Task to complete:
Wherever a line in the data holds the word "assays", pull that line out.

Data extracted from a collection
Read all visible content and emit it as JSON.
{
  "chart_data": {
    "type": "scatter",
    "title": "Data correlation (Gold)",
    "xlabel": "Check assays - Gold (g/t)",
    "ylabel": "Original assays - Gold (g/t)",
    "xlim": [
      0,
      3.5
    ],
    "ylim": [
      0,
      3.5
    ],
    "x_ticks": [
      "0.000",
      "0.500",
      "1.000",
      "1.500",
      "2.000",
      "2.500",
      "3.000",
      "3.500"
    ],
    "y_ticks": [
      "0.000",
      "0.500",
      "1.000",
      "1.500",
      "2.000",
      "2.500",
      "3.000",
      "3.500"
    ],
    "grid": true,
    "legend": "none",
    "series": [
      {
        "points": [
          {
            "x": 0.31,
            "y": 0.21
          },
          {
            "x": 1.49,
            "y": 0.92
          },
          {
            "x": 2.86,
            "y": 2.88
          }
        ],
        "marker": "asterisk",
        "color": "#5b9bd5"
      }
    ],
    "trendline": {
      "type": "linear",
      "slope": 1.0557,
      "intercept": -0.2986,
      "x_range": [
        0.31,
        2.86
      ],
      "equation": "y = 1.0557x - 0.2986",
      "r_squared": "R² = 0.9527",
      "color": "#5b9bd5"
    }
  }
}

Answer box:
    "xlabel": "Check assays - Gold (g/t)",
    "ylabel": "Original assays - Gold (g/t)",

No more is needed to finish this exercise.